◆ Dataset records
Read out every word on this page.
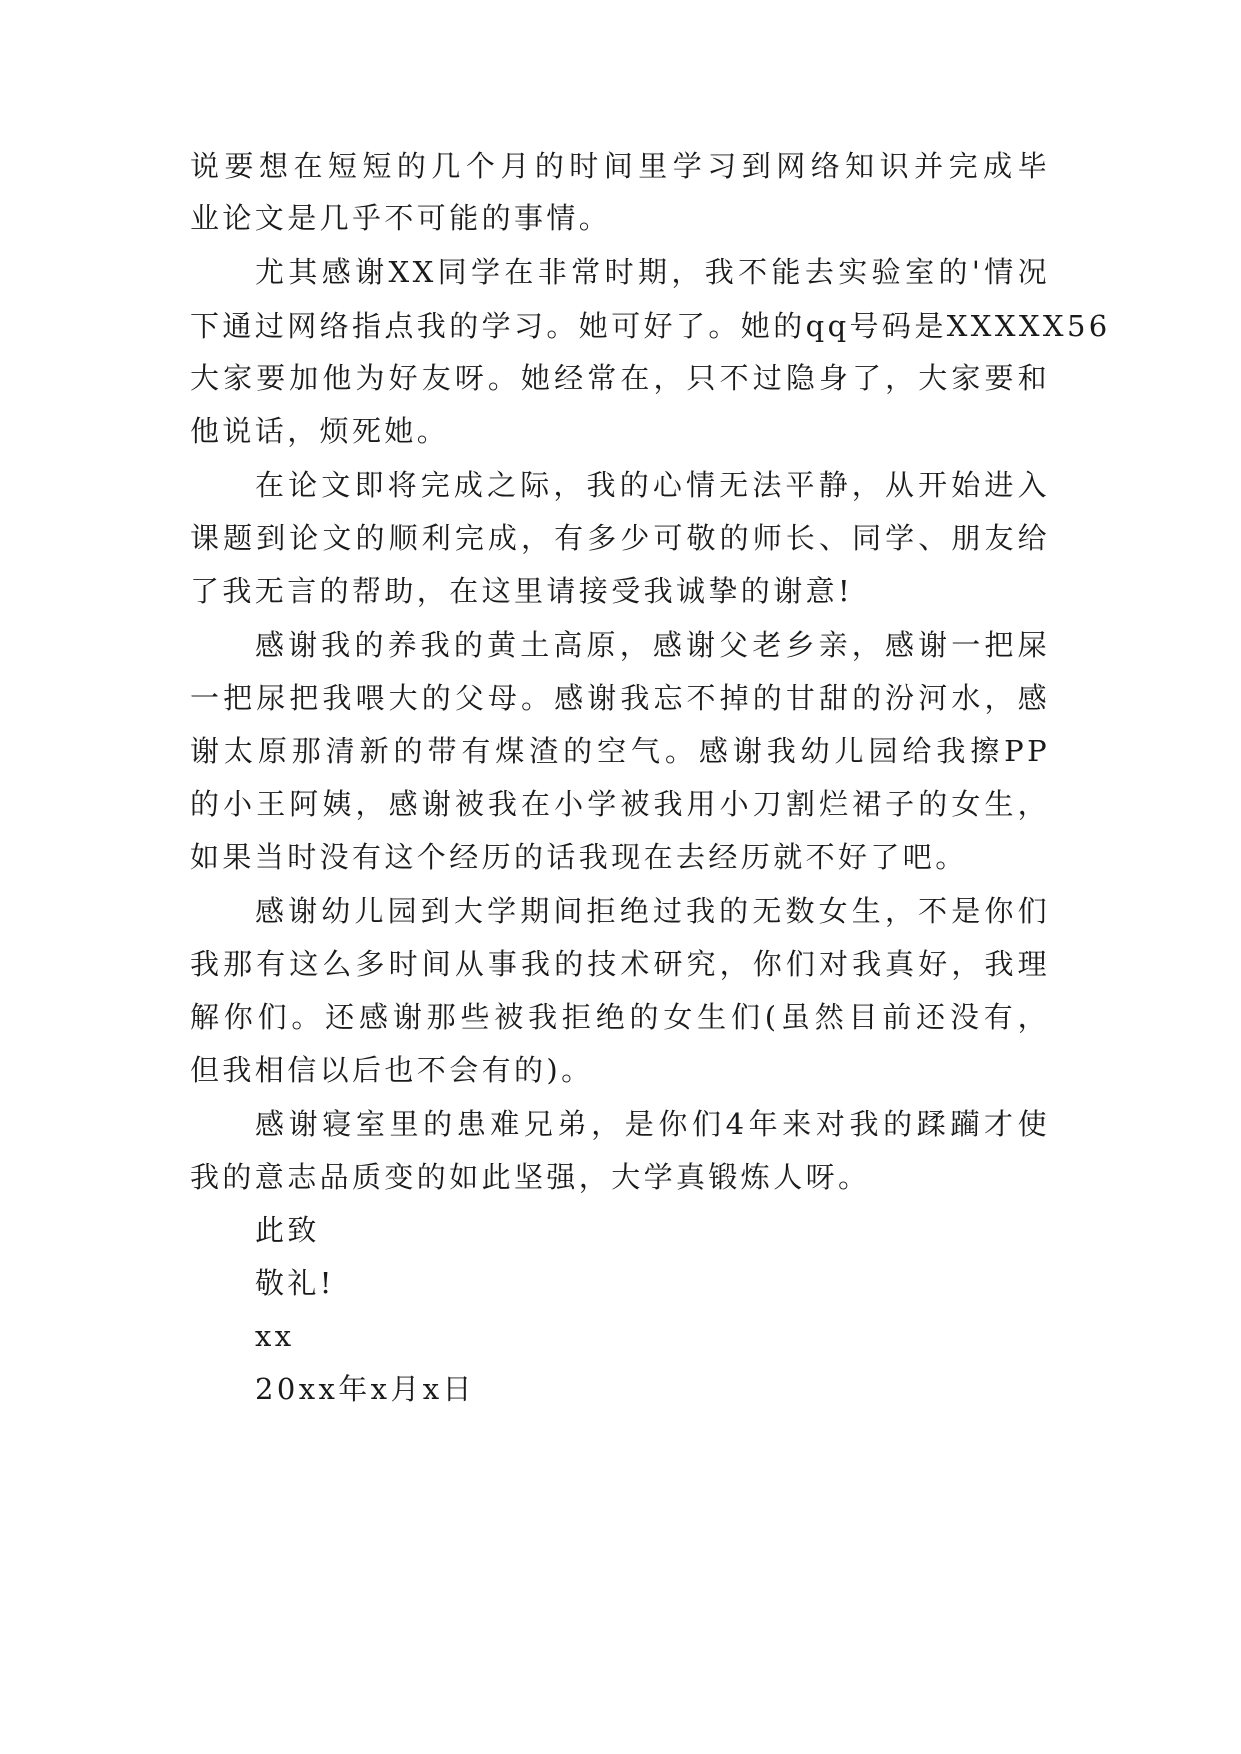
说要想在短短的几个月的时间里学习到网络知识并完成毕
业论文是几乎不可能的事情。
尤其感谢XX同学在非常时期，我不能去实验室的'情况
下通过网络指点我的学习。她可好了。她的qq号码是XXXXX56
大家要加他为好友呀。她经常在，只不过隐身了，大家要和
他说话，烦死她。
在论文即将完成之际，我的心情无法平静，从开始进入
课题到论文的顺利完成，有多少可敬的师长、同学、朋友给
了我无言的帮助，在这里请接受我诚挚的谢意!
感谢我的养我的黄土高原，感谢父老乡亲，感谢一把屎
一把尿把我喂大的父母。感谢我忘不掉的甘甜的汾河水，感
谢太原那清新的带有煤渣的空气。感谢我幼儿园给我擦PP
的小王阿姨，感谢被我在小学被我用小刀割烂裙子的女生，
如果当时没有这个经历的话我现在去经历就不好了吧。
感谢幼儿园到大学期间拒绝过我的无数女生，不是你们
我那有这么多时间从事我的技术研究，你们对我真好，我理
解你们。还感谢那些被我拒绝的女生们(虽然目前还没有，
但我相信以后也不会有的)。
感谢寝室里的患难兄弟，是你们4年来对我的蹂躏才使
我的意志品质变的如此坚强，大学真锻炼人呀。
此致
敬礼!
xx
20xx年x月x日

◆ WHAT YOU SHOULD DO
Transcribe the whole listing, character for character, but not its images.

◆ OUTPUT FOR THIS EXERCISE
Read out every word on this page.
说要想在短短的几个月的时间里学习到网络知识并完成毕
业论文是几乎不可能的事情。
尤其感谢XX同学在非常时期，我不能去实验室的'情况
下通过网络指点我的学习。她可好了。她的qq号码是XXXXX56
大家要加他为好友呀。她经常在，只不过隐身了，大家要和
他说话，烦死她。
在论文即将完成之际，我的心情无法平静，从开始进入
课题到论文的顺利完成，有多少可敬的师长、同学、朋友给
了我无言的帮助，在这里请接受我诚挚的谢意!
感谢我的养我的黄土高原，感谢父老乡亲，感谢一把屎
一把尿把我喂大的父母。感谢我忘不掉的甘甜的汾河水，感
谢太原那清新的带有煤渣的空气。感谢我幼儿园给我擦PP
的小王阿姨，感谢被我在小学被我用小刀割烂裙子的女生，
如果当时没有这个经历的话我现在去经历就不好了吧。
感谢幼儿园到大学期间拒绝过我的无数女生，不是你们
我那有这么多时间从事我的技术研究，你们对我真好，我理
解你们。还感谢那些被我拒绝的女生们(虽然目前还没有，
但我相信以后也不会有的)。
感谢寝室里的患难兄弟，是你们4年来对我的蹂躏才使
我的意志品质变的如此坚强，大学真锻炼人呀。
此致
敬礼!
xx
20xx年x月x日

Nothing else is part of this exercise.